START Dataset rows

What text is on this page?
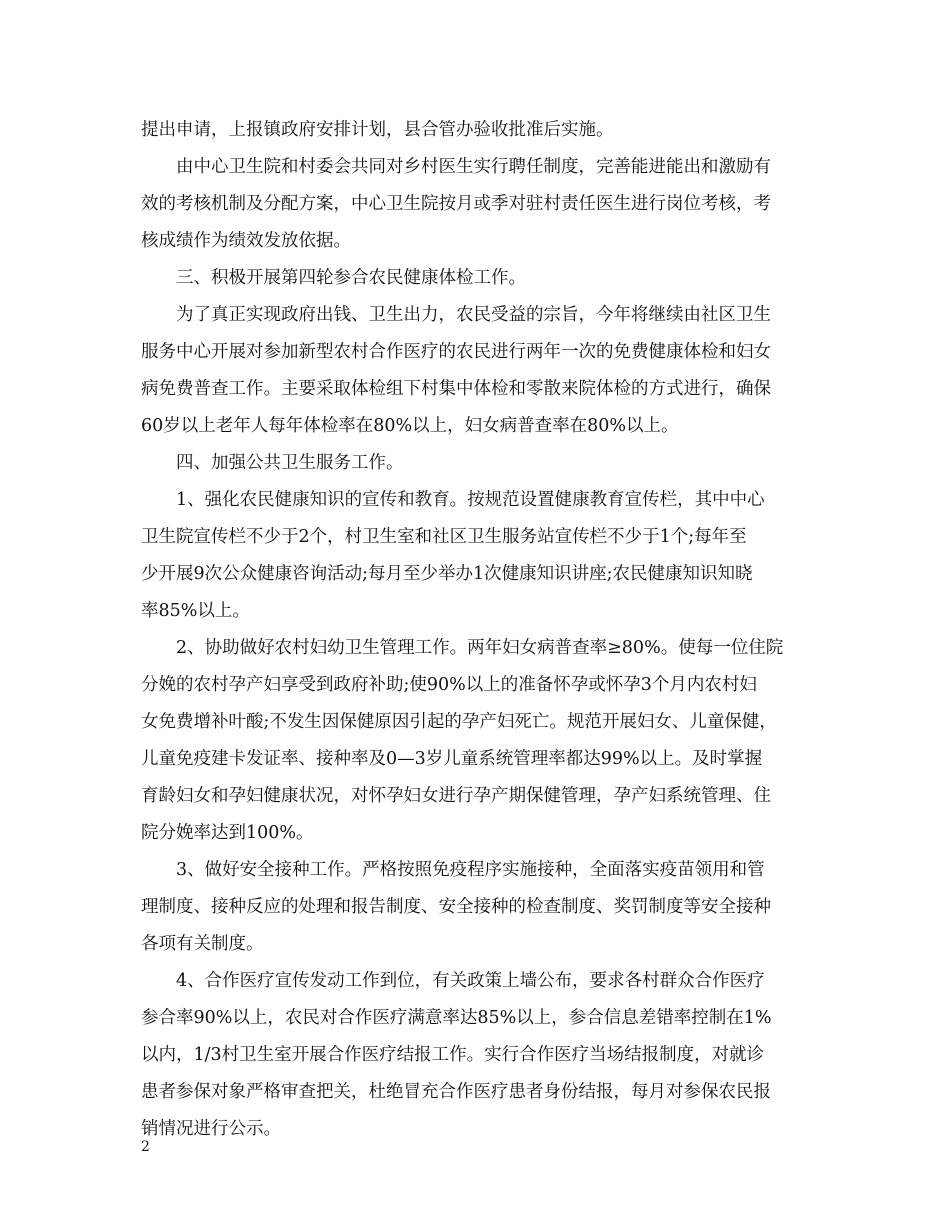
提出申请，上报镇政府安排计划，县合管办验收批准后实施。
由中心卫生院和村委会共同对乡村医生实行聘任制度，完善能进能出和激励有
效的考核机制及分配方案，中心卫生院按月或季对驻村责任医生进行岗位考核，考
核成绩作为绩效发放依据。
三、积极开展第四轮参合农民健康体检工作。
为了真正实现政府出钱、卫生出力，农民受益的宗旨，今年将继续由社区卫生
服务中心开展对参加新型农村合作医疗的农民进行两年一次的免费健康体检和妇女
病免费普查工作。主要采取体检组下村集中体检和零散来院体检的方式进行，确保
60岁以上老年人每年体检率在80%以上，妇女病普查率在80%以上。
四、加强公共卫生服务工作。
1、强化农民健康知识的宣传和教育。按规范设置健康教育宣传栏，其中中心
卫生院宣传栏不少于2个，村卫生室和社区卫生服务站宣传栏不少于1个;每年至
少开展9次公众健康咨询活动;每月至少举办1次健康知识讲座;农民健康知识知晓
率85%以上。
2、协助做好农村妇幼卫生管理工作。两年妇女病普查率≥80%。使每一位住院
分娩的农村孕产妇享受到政府补助;使90%以上的准备怀孕或怀孕3个月内农村妇
女免费增补叶酸;不发生因保健原因引起的孕产妇死亡。规范开展妇女、儿童保健，
儿童免疫建卡发证率、接种率及0—3岁儿童系统管理率都达99%以上。及时掌握
育龄妇女和孕妇健康状况，对怀孕妇女进行孕产期保健管理，孕产妇系统管理、住
院分娩率达到100%。
3、做好安全接种工作。严格按照免疫程序实施接种，全面落实疫苗领用和管
理制度、接种反应的处理和报告制度、安全接种的检查制度、奖罚制度等安全接种
各项有关制度。
4、合作医疗宣传发动工作到位，有关政策上墙公布，要求各村群众合作医疗
参合率90%以上，农民对合作医疗满意率达85%以上，参合信息差错率控制在1%
以内，1/3村卫生室开展合作医疗结报工作。实行合作医疗当场结报制度，对就诊
患者参保对象严格审查把关，杜绝冒充合作医疗患者身份结报，每月对参保农民报
销情况进行公示。
2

END Dataset rows

Print out the lines exactly, skipping any picture.

What text is on this page?
提出申请，上报镇政府安排计划，县合管办验收批准后实施。
由中心卫生院和村委会共同对乡村医生实行聘任制度，完善能进能出和激励有
效的考核机制及分配方案，中心卫生院按月或季对驻村责任医生进行岗位考核，考
核成绩作为绩效发放依据。
三、积极开展第四轮参合农民健康体检工作。
为了真正实现政府出钱、卫生出力，农民受益的宗旨，今年将继续由社区卫生
服务中心开展对参加新型农村合作医疗的农民进行两年一次的免费健康体检和妇女
病免费普查工作。主要采取体检组下村集中体检和零散来院体检的方式进行，确保
60岁以上老年人每年体检率在80%以上，妇女病普查率在80%以上。
四、加强公共卫生服务工作。
1、强化农民健康知识的宣传和教育。按规范设置健康教育宣传栏，其中中心
卫生院宣传栏不少于2个，村卫生室和社区卫生服务站宣传栏不少于1个;每年至
少开展9次公众健康咨询活动;每月至少举办1次健康知识讲座;农民健康知识知晓
率85%以上。
2、协助做好农村妇幼卫生管理工作。两年妇女病普查率≥80%。使每一位住院
分娩的农村孕产妇享受到政府补助;使90%以上的准备怀孕或怀孕3个月内农村妇
女免费增补叶酸;不发生因保健原因引起的孕产妇死亡。规范开展妇女、儿童保健，
儿童免疫建卡发证率、接种率及0—3岁儿童系统管理率都达99%以上。及时掌握
育龄妇女和孕妇健康状况，对怀孕妇女进行孕产期保健管理，孕产妇系统管理、住
院分娩率达到100%。
3、做好安全接种工作。严格按照免疫程序实施接种，全面落实疫苗领用和管
理制度、接种反应的处理和报告制度、安全接种的检查制度、奖罚制度等安全接种
各项有关制度。
4、合作医疗宣传发动工作到位，有关政策上墙公布，要求各村群众合作医疗
参合率90%以上，农民对合作医疗满意率达85%以上，参合信息差错率控制在1%
以内，1/3村卫生室开展合作医疗结报工作。实行合作医疗当场结报制度，对就诊
患者参保对象严格审查把关，杜绝冒充合作医疗患者身份结报，每月对参保农民报
销情况进行公示。
2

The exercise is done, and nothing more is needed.